* [Exercise prompt] Write out each entry, exactly the way it appears.

* [Record extracts]
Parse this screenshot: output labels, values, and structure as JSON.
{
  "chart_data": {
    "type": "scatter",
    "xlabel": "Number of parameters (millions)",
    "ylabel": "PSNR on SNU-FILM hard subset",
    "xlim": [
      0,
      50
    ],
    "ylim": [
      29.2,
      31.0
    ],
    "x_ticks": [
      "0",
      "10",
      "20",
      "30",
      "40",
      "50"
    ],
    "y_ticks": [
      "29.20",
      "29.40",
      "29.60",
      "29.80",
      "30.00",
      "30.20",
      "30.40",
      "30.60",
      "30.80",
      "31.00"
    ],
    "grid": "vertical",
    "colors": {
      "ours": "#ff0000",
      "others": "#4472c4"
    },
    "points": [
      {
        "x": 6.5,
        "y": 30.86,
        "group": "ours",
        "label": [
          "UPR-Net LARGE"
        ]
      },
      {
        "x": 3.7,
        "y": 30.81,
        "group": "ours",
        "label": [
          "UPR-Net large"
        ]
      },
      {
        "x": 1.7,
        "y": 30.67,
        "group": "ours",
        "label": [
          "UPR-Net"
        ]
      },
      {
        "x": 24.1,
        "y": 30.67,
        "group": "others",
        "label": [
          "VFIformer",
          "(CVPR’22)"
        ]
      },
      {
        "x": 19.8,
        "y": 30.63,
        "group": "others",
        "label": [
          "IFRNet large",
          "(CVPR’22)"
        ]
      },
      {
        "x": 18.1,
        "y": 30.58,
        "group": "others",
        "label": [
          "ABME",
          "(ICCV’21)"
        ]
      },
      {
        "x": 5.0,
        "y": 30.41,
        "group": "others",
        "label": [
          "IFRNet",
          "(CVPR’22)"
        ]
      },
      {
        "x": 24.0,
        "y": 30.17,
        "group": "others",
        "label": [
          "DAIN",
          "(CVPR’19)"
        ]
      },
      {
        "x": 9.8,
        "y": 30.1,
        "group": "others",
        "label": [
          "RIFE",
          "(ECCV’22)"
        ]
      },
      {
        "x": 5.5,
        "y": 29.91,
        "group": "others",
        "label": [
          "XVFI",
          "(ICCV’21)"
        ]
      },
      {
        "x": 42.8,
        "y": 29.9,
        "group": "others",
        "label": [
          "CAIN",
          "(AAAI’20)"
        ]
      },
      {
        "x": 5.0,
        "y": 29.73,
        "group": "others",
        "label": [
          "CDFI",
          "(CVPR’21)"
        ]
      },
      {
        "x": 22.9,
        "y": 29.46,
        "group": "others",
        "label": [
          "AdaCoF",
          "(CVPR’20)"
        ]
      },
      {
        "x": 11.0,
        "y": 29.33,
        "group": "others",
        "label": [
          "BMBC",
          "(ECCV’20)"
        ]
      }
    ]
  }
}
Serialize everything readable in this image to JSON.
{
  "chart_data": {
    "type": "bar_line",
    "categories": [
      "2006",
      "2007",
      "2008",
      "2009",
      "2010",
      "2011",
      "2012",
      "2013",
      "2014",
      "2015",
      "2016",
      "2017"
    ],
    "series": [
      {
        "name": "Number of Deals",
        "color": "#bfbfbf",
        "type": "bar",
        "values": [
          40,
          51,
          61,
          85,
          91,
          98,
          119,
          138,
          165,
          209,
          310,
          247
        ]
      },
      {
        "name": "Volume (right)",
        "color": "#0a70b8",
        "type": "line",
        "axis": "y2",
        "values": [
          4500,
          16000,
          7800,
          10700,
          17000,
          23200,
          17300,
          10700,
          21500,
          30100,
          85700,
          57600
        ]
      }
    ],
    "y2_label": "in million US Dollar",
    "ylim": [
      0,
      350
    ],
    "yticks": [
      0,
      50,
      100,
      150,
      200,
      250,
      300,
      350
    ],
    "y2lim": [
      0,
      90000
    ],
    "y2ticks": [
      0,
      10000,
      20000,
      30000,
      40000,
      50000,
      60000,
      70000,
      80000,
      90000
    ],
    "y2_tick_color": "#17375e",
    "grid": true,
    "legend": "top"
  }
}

* [Solution below]
Parse this screenshot: output labels, values, and structure as JSON.
{
  "chart_data": {
    "type": "scatter",
    "xlabel": "Number of parameters (millions)",
    "ylabel": "PSNR on SNU-FILM hard subset",
    "xlim": [
      0,
      50
    ],
    "ylim": [
      29.2,
      31.0
    ],
    "x_ticks": [
      "0",
      "10",
      "20",
      "30",
      "40",
      "50"
    ],
    "y_ticks": [
      "29.20",
      "29.40",
      "29.60",
      "29.80",
      "30.00",
      "30.20",
      "30.40",
      "30.60",
      "30.80",
      "31.00"
    ],
    "grid": "vertical",
    "colors": {
      "ours": "#ff0000",
      "others": "#4472c4"
    },
    "points": [
      {
        "x": 6.5,
        "y": 30.86,
        "group": "ours",
        "label": [
          "UPR-Net LARGE"
        ]
      },
      {
        "x": 3.7,
        "y": 30.81,
        "group": "ours",
        "label": [
          "UPR-Net large"
        ]
      },
      {
        "x": 1.7,
        "y": 30.67,
        "group": "ours",
        "label": [
          "UPR-Net"
        ]
      },
      {
        "x": 24.1,
        "y": 30.67,
        "group": "others",
        "label": [
          "VFIformer",
          "(CVPR’22)"
        ]
      },
      {
        "x": 19.8,
        "y": 30.63,
        "group": "others",
        "label": [
          "IFRNet large",
          "(CVPR’22)"
        ]
      },
      {
        "x": 18.1,
        "y": 30.58,
        "group": "others",
        "label": [
          "ABME",
          "(ICCV’21)"
        ]
      },
      {
        "x": 5.0,
        "y": 30.41,
        "group": "others",
        "label": [
          "IFRNet",
          "(CVPR’22)"
        ]
      },
      {
        "x": 24.0,
        "y": 30.17,
        "group": "others",
        "label": [
          "DAIN",
          "(CVPR’19)"
        ]
      },
      {
        "x": 9.8,
        "y": 30.1,
        "group": "others",
        "label": [
          "RIFE",
          "(ECCV’22)"
        ]
      },
      {
        "x": 5.5,
        "y": 29.91,
        "group": "others",
        "label": [
          "XVFI",
          "(ICCV’21)"
        ]
      },
      {
        "x": 42.8,
        "y": 29.9,
        "group": "others",
        "label": [
          "CAIN",
          "(AAAI’20)"
        ]
      },
      {
        "x": 5.0,
        "y": 29.73,
        "group": "others",
        "label": [
          "CDFI",
          "(CVPR’21)"
        ]
      },
      {
        "x": 22.9,
        "y": 29.46,
        "group": "others",
        "label": [
          "AdaCoF",
          "(CVPR’20)"
        ]
      },
      {
        "x": 11.0,
        "y": 29.33,
        "group": "others",
        "label": [
          "BMBC",
          "(ECCV’20)"
        ]
      }
    ]
  }
}
Serialize everything readable in this image to JSON.
{
  "chart_data": {
    "type": "bar_line",
    "categories": [
      "2006",
      "2007",
      "2008",
      "2009",
      "2010",
      "2011",
      "2012",
      "2013",
      "2014",
      "2015",
      "2016",
      "2017"
    ],
    "series": [
      {
        "name": "Number of Deals",
        "color": "#bfbfbf",
        "type": "bar",
        "values": [
          40,
          51,
          61,
          85,
          91,
          98,
          119,
          138,
          165,
          209,
          310,
          247
        ]
      },
      {
        "name": "Volume (right)",
        "color": "#0a70b8",
        "type": "line",
        "axis": "y2",
        "values": [
          4500,
          16000,
          7800,
          10700,
          17000,
          23200,
          17300,
          10700,
          21500,
          30100,
          85700,
          57600
        ]
      }
    ],
    "y2_label": "in million US Dollar",
    "ylim": [
      0,
      350
    ],
    "yticks": [
      0,
      50,
      100,
      150,
      200,
      250,
      300,
      350
    ],
    "y2lim": [
      0,
      90000
    ],
    "y2ticks": [
      0,
      10000,
      20000,
      30000,
      40000,
      50000,
      60000,
      70000,
      80000,
      90000
    ],
    "y2_tick_color": "#17375e",
    "grid": true,
    "legend": "top"
  }
}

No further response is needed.